§ **Description of the task**:
Find the lines of data that contain the string "annual", then list them.

[Records]

..........

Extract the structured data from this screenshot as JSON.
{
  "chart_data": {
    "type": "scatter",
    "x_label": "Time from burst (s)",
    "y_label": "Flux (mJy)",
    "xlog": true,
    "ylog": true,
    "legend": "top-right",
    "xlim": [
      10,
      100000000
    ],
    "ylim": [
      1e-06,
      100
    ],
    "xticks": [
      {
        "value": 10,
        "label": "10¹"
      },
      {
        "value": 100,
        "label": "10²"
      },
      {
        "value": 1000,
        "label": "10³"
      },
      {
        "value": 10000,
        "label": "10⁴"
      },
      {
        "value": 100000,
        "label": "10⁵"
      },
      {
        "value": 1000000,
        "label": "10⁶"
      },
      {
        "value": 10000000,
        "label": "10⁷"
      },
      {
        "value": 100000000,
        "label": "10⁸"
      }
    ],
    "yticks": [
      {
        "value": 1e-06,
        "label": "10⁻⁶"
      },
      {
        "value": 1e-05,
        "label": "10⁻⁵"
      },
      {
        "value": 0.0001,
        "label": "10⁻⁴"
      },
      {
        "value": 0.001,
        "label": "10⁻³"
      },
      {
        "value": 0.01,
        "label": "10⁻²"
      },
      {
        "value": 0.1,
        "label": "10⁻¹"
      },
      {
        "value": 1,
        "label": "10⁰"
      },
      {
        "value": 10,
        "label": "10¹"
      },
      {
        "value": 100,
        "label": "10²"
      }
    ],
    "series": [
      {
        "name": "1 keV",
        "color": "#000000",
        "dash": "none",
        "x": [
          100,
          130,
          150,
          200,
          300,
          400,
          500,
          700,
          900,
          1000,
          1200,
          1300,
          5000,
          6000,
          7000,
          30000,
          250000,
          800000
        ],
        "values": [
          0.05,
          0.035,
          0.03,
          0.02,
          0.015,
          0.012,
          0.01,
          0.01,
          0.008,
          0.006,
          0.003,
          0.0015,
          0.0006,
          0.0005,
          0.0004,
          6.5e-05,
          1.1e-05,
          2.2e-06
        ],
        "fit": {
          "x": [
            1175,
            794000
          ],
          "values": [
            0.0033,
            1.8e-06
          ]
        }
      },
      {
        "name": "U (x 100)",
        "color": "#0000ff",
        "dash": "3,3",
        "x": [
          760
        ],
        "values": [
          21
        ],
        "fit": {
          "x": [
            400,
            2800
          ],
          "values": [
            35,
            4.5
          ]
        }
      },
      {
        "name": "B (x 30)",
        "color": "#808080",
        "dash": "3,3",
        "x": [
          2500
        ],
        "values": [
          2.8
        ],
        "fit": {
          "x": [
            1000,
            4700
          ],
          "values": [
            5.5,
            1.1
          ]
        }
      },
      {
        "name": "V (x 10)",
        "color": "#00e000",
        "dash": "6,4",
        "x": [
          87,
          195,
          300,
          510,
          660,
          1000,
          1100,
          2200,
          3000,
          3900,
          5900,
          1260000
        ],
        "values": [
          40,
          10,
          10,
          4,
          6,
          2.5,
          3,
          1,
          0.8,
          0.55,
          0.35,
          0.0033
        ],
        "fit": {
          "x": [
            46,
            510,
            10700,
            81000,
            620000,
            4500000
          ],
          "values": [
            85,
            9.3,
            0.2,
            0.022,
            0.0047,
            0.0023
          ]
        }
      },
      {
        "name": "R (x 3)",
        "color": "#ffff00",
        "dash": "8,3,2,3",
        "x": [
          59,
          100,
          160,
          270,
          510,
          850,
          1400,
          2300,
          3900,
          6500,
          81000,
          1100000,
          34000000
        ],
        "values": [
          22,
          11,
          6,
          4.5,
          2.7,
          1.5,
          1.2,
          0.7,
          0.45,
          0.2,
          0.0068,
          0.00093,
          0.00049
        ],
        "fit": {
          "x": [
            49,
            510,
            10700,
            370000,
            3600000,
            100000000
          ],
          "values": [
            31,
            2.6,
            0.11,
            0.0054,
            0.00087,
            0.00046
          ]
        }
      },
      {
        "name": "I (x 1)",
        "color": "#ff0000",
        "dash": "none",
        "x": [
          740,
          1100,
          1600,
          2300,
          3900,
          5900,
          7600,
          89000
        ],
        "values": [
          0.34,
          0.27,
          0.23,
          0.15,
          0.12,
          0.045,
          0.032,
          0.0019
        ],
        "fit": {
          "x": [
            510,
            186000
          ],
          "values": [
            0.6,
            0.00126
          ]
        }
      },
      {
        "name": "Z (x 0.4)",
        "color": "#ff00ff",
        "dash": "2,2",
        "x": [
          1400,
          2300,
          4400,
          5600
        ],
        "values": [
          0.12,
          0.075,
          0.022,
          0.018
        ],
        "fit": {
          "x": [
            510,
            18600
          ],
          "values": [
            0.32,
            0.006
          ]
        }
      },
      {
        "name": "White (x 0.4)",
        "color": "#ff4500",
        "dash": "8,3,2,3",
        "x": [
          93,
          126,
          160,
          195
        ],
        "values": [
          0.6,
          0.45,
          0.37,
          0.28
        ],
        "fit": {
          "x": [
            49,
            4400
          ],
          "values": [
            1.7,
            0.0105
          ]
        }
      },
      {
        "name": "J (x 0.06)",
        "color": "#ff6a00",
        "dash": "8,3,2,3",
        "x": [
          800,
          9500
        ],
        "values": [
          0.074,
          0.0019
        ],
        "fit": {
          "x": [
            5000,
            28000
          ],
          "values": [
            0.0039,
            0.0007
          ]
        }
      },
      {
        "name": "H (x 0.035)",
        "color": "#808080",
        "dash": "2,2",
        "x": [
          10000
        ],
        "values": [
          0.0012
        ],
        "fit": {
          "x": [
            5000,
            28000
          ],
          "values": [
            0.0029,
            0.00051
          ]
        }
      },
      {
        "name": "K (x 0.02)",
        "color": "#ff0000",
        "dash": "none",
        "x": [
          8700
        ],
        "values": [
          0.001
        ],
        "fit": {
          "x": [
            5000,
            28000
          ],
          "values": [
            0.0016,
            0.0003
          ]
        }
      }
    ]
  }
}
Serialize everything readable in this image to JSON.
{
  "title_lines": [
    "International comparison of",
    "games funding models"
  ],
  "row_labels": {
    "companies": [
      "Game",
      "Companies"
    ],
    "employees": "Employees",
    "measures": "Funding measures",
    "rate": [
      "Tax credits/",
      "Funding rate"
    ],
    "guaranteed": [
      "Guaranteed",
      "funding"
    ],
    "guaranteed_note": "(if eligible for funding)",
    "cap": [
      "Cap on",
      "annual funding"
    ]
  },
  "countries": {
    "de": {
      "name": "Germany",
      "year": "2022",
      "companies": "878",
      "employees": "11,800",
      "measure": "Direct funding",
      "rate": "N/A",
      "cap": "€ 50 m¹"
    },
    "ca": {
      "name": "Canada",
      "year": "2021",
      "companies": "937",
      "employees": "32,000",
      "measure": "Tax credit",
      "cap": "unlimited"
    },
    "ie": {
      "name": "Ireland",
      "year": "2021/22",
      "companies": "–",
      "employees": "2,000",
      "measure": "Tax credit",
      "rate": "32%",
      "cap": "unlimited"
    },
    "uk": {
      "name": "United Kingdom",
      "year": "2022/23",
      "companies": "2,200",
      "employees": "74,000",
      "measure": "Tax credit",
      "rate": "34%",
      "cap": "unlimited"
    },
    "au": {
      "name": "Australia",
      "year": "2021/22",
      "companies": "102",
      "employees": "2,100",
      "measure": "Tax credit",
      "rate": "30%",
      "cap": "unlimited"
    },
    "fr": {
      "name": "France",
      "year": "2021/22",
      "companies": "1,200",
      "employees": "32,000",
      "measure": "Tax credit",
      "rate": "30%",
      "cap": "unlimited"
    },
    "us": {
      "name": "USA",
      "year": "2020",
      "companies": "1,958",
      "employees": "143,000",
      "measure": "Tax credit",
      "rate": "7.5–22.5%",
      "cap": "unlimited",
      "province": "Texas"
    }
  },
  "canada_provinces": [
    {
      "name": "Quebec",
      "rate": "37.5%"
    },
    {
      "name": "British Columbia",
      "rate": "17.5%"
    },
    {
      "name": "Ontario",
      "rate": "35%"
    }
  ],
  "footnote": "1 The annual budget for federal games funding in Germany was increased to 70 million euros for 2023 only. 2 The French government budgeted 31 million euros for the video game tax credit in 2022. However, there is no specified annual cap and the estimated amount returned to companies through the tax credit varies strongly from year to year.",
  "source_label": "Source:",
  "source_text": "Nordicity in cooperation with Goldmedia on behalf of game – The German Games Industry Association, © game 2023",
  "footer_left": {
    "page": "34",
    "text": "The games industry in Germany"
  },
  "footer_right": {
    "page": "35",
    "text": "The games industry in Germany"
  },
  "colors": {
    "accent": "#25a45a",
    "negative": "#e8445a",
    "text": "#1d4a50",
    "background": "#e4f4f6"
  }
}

..........

§ **Answer in full**:
      "annual funding"
  "footnote": "1 The annual budget for federal games funding in Germany was increased to 70 million euros for 2023 only. 2 The French government budgeted 31 million euros for the video game tax credit in 2022. However, there is no specified annual cap and the estimated amount returned to companies through the tax credit varies strongly from year to year.",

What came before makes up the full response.